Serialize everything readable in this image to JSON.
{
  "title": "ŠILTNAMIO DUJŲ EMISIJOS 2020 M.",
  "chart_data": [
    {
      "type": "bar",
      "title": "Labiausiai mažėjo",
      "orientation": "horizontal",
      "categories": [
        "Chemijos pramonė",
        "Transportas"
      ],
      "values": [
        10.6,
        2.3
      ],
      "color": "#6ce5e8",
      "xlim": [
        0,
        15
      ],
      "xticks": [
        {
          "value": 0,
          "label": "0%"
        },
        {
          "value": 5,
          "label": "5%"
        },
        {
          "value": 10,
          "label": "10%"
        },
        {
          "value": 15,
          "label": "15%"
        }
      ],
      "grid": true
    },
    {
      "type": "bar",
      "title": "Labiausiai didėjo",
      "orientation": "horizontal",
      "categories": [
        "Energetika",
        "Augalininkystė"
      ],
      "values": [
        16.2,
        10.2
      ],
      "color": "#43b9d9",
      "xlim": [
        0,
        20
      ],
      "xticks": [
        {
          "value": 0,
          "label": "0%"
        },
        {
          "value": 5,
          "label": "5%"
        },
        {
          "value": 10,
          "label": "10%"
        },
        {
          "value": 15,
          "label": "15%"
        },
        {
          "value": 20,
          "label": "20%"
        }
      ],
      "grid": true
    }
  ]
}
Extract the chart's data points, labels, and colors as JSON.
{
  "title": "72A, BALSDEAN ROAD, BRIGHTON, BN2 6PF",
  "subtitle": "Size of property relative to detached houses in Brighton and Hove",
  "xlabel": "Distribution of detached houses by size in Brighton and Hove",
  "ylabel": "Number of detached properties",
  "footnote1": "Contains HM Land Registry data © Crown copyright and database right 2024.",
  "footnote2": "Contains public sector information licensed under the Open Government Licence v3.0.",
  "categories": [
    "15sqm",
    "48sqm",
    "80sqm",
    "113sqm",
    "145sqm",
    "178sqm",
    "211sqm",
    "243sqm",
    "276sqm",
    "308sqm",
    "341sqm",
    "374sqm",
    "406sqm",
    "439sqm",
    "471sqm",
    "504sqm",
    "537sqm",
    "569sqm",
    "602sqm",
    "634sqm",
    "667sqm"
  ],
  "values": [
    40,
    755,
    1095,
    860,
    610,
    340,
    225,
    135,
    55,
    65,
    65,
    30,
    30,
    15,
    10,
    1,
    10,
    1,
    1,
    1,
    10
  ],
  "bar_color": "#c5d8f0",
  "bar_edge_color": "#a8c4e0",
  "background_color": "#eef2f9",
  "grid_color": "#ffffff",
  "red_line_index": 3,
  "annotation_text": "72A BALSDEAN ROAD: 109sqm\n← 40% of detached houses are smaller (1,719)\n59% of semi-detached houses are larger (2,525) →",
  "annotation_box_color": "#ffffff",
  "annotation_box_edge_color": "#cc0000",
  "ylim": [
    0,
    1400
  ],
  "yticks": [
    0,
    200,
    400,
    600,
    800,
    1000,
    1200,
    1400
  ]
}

* * * * * * * * *

Retype the material above, line by line, exactly.

Serialize everything readable in this image to JSON.
{
  "title": "ŠILTNAMIO DUJŲ EMISIJOS 2020 M.",
  "chart_data": [
    {
      "type": "bar",
      "title": "Labiausiai mažėjo",
      "orientation": "horizontal",
      "categories": [
        "Chemijos pramonė",
        "Transportas"
      ],
      "values": [
        10.6,
        2.3
      ],
      "color": "#6ce5e8",
      "xlim": [
        0,
        15
      ],
      "xticks": [
        {
          "value": 0,
          "label": "0%"
        },
        {
          "value": 5,
          "label": "5%"
        },
        {
          "value": 10,
          "label": "10%"
        },
        {
          "value": 15,
          "label": "15%"
        }
      ],
      "grid": true
    },
    {
      "type": "bar",
      "title": "Labiausiai didėjo",
      "orientation": "horizontal",
      "categories": [
        "Energetika",
        "Augalininkystė"
      ],
      "values": [
        16.2,
        10.2
      ],
      "color": "#43b9d9",
      "xlim": [
        0,
        20
      ],
      "xticks": [
        {
          "value": 0,
          "label": "0%"
        },
        {
          "value": 5,
          "label": "5%"
        },
        {
          "value": 10,
          "label": "10%"
        },
        {
          "value": 15,
          "label": "15%"
        },
        {
          "value": 20,
          "label": "20%"
        }
      ],
      "grid": true
    }
  ]
}
Extract the chart's data points, labels, and colors as JSON.
{
  "title": "72A, BALSDEAN ROAD, BRIGHTON, BN2 6PF",
  "subtitle": "Size of property relative to detached houses in Brighton and Hove",
  "xlabel": "Distribution of detached houses by size in Brighton and Hove",
  "ylabel": "Number of detached properties",
  "footnote1": "Contains HM Land Registry data © Crown copyright and database right 2024.",
  "footnote2": "Contains public sector information licensed under the Open Government Licence v3.0.",
  "categories": [
    "15sqm",
    "48sqm",
    "80sqm",
    "113sqm",
    "145sqm",
    "178sqm",
    "211sqm",
    "243sqm",
    "276sqm",
    "308sqm",
    "341sqm",
    "374sqm",
    "406sqm",
    "439sqm",
    "471sqm",
    "504sqm",
    "537sqm",
    "569sqm",
    "602sqm",
    "634sqm",
    "667sqm"
  ],
  "values": [
    40,
    755,
    1095,
    860,
    610,
    340,
    225,
    135,
    55,
    65,
    65,
    30,
    30,
    15,
    10,
    1,
    10,
    1,
    1,
    1,
    10
  ],
  "bar_color": "#c5d8f0",
  "bar_edge_color": "#a8c4e0",
  "background_color": "#eef2f9",
  "grid_color": "#ffffff",
  "red_line_index": 3,
  "annotation_text": "72A BALSDEAN ROAD: 109sqm\n← 40% of detached houses are smaller (1,719)\n59% of semi-detached houses are larger (2,525) →",
  "annotation_box_color": "#ffffff",
  "annotation_box_edge_color": "#cc0000",
  "ylim": [
    0,
    1400
  ],
  "yticks": [
    0,
    200,
    400,
    600,
    800,
    1000,
    1200,
    1400
  ]
}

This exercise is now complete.